Aim of the task. Gather up the lines that contain "Fitted".

Records that describe figures:
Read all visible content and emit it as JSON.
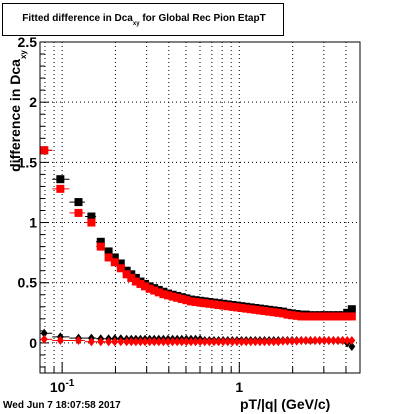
{
  "title": {
    "prefix": "Fitted difference in Dca",
    "subscript": "xy",
    "suffix": " for Global Rec Pion EtapT"
  },
  "timestamp": "Wed Jun  7 18:07:58 2017",
  "chart_data": {
    "type": "scatter",
    "title": "Fitted difference in Dca_xy for Global Rec Pion EtapT",
    "xlabel": "pT/|q| (GeV/c)",
    "ylabel": "difference in Dca_xy",
    "ylabel_main": "difference in Dca",
    "ylabel_sub": "xy",
    "xscale": "log",
    "xlim": [
      0.075,
      4.8
    ],
    "ylim": [
      -0.25,
      2.5
    ],
    "grid": true,
    "y_ticks": [
      {
        "value": 0,
        "label": "0"
      },
      {
        "value": 0.5,
        "label": "0.5"
      },
      {
        "value": 1,
        "label": "1"
      },
      {
        "value": 1.5,
        "label": "1.5"
      },
      {
        "value": 2,
        "label": "2"
      },
      {
        "value": 2.5,
        "label": "2.5"
      }
    ],
    "x_ticks": [
      {
        "value": 0.1,
        "label": "10",
        "exponent": "-1"
      },
      {
        "value": 1,
        "label": "1"
      }
    ],
    "series": [
      {
        "color": "#000000",
        "marker": "square",
        "x": [
          0.0792,
          0.0977,
          0.1237,
          0.1463,
          0.1652,
          0.1829,
          0.1982,
          0.2143,
          0.2313,
          0.2456,
          0.2607,
          0.2767,
          0.2937,
          0.3118,
          0.3309,
          0.3512,
          0.3729,
          0.3958,
          0.4202,
          0.446,
          0.4735,
          0.5026,
          0.5336,
          0.5665,
          0.6013,
          0.6384,
          0.6777,
          0.7194,
          0.7637,
          0.8107,
          0.8606,
          0.9135,
          0.9698,
          1.0293,
          1.0928,
          1.16,
          1.2315,
          1.307,
          1.3875,
          1.4729,
          1.5636,
          1.6597,
          1.7619,
          1.8703,
          1.9855,
          2.1077,
          2.2374,
          2.3751,
          2.5213,
          2.6765,
          2.8413,
          3.0161,
          3.2017,
          3.3988,
          3.6081,
          3.8302,
          4.0658,
          4.3161
        ],
        "values": [
          1.6,
          1.36,
          1.17,
          1.05,
          0.84,
          0.76,
          0.71,
          0.66,
          0.6,
          0.57,
          0.54,
          0.51,
          0.49,
          0.47,
          0.455,
          0.44,
          0.425,
          0.41,
          0.4,
          0.39,
          0.38,
          0.37,
          0.36,
          0.355,
          0.35,
          0.345,
          0.34,
          0.335,
          0.33,
          0.325,
          0.32,
          0.315,
          0.31,
          0.305,
          0.3,
          0.295,
          0.29,
          0.285,
          0.28,
          0.275,
          0.27,
          0.265,
          0.26,
          0.25,
          0.245,
          0.24,
          0.235,
          0.235,
          0.23,
          0.23,
          0.23,
          0.23,
          0.23,
          0.23,
          0.23,
          0.23,
          0.25,
          0.28
        ]
      },
      {
        "color": "#ff0000",
        "marker": "square",
        "x": [
          0.0792,
          0.0977,
          0.1237,
          0.1463,
          0.1652,
          0.1829,
          0.1982,
          0.2143,
          0.2313,
          0.2456,
          0.2607,
          0.2767,
          0.2937,
          0.3118,
          0.3309,
          0.3512,
          0.3729,
          0.3958,
          0.4202,
          0.446,
          0.4735,
          0.5026,
          0.5336,
          0.5665,
          0.6013,
          0.6384,
          0.6777,
          0.7194,
          0.7637,
          0.8107,
          0.8606,
          0.9135,
          0.9698,
          1.0293,
          1.0928,
          1.16,
          1.2315,
          1.307,
          1.3875,
          1.4729,
          1.5636,
          1.6597,
          1.7619,
          1.8703,
          1.9855,
          2.1077,
          2.2374,
          2.3751,
          2.5213,
          2.6765,
          2.8413,
          3.0161,
          3.2017,
          3.3988,
          3.6081,
          3.8302,
          4.0658,
          4.3161
        ],
        "values": [
          1.6,
          1.28,
          1.08,
          1.0,
          0.8,
          0.71,
          0.67,
          0.62,
          0.57,
          0.54,
          0.51,
          0.49,
          0.47,
          0.45,
          0.435,
          0.42,
          0.405,
          0.395,
          0.385,
          0.375,
          0.365,
          0.355,
          0.345,
          0.34,
          0.335,
          0.33,
          0.325,
          0.32,
          0.315,
          0.31,
          0.305,
          0.3,
          0.295,
          0.29,
          0.285,
          0.28,
          0.275,
          0.27,
          0.265,
          0.26,
          0.255,
          0.25,
          0.245,
          0.235,
          0.23,
          0.225,
          0.22,
          0.22,
          0.22,
          0.22,
          0.22,
          0.22,
          0.22,
          0.22,
          0.22,
          0.22,
          0.22,
          0.22
        ]
      },
      {
        "color": "#000000",
        "marker": "diamond",
        "x": [
          0.0792,
          0.0977,
          0.1237,
          0.1463,
          0.1652,
          0.1829,
          0.1982,
          0.2143,
          0.2313,
          0.2456,
          0.2607,
          0.2767,
          0.2937,
          0.3118,
          0.3309,
          0.3512,
          0.3729,
          0.3958,
          0.4202,
          0.446,
          0.4735,
          0.5026,
          0.5336,
          0.5665,
          0.6013,
          0.6384,
          0.6777,
          0.7194,
          0.7637,
          0.8107,
          0.8606,
          0.9135,
          0.9698,
          1.0293,
          1.0928,
          1.16,
          1.2315,
          1.307,
          1.3875,
          1.4729,
          1.5636,
          1.6597,
          1.7619,
          1.8703,
          1.9855,
          2.1077,
          2.2374,
          2.3751,
          2.5213,
          2.6765,
          2.8413,
          3.0161,
          3.2017,
          3.3988,
          3.6081,
          3.8302,
          4.0658,
          4.3161
        ],
        "values": [
          0.08,
          0.05,
          0.04,
          0.04,
          0.035,
          0.035,
          0.035,
          0.035,
          0.03,
          0.03,
          0.03,
          0.03,
          0.03,
          0.03,
          0.03,
          0.03,
          0.03,
          0.03,
          0.03,
          0.03,
          0.03,
          0.03,
          0.03,
          0.03,
          0.03,
          0.02,
          0.02,
          0.02,
          0.02,
          0.02,
          0.02,
          0.02,
          0.02,
          0.02,
          0.02,
          0.02,
          0.02,
          0.02,
          0.02,
          0.02,
          0.02,
          0.02,
          0.02,
          0.02,
          0.02,
          0.02,
          0.02,
          0.02,
          0.02,
          0.02,
          0.02,
          0.02,
          0.02,
          0.02,
          0.02,
          0.02,
          0.0,
          -0.03
        ]
      },
      {
        "color": "#ff0000",
        "marker": "diamond",
        "x": [
          0.0792,
          0.0977,
          0.1237,
          0.1463,
          0.1652,
          0.1829,
          0.1982,
          0.2143,
          0.2313,
          0.2456,
          0.2607,
          0.2767,
          0.2937,
          0.3118,
          0.3309,
          0.3512,
          0.3729,
          0.3958,
          0.4202,
          0.446,
          0.4735,
          0.5026,
          0.5336,
          0.5665,
          0.6013,
          0.6384,
          0.6777,
          0.7194,
          0.7637,
          0.8107,
          0.8606,
          0.9135,
          0.9698,
          1.0293,
          1.0928,
          1.16,
          1.2315,
          1.307,
          1.3875,
          1.4729,
          1.5636,
          1.6597,
          1.7619,
          1.8703,
          1.9855,
          2.1077,
          2.2374,
          2.3751,
          2.5213,
          2.6765,
          2.8413,
          3.0161,
          3.2017,
          3.3988,
          3.6081,
          3.8302,
          4.0658,
          4.3161
        ],
        "values": [
          0.03,
          0.02,
          0.02,
          0.01,
          0.01,
          0.01,
          0.01,
          0.01,
          0.01,
          0.01,
          0.01,
          0.01,
          0.01,
          0.01,
          0.01,
          0.01,
          0.01,
          0.01,
          0.01,
          0.01,
          0.01,
          0.01,
          0.01,
          0.01,
          0.01,
          0.01,
          0.01,
          0.01,
          0.01,
          0.01,
          0.01,
          0.01,
          0.01,
          0.01,
          0.01,
          0.01,
          0.01,
          0.01,
          0.01,
          0.01,
          0.01,
          0.01,
          0.015,
          0.015,
          0.015,
          0.015,
          0.02,
          0.02,
          0.02,
          0.02,
          0.02,
          0.02,
          0.02,
          0.02,
          0.02,
          0.02,
          0.02,
          0.02
        ]
      }
    ]
  }
}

Exercise solution.
    "prefix": "Fitted difference in Dca",
    "title": "Fitted difference in Dca_xy for Global Rec Pion EtapT",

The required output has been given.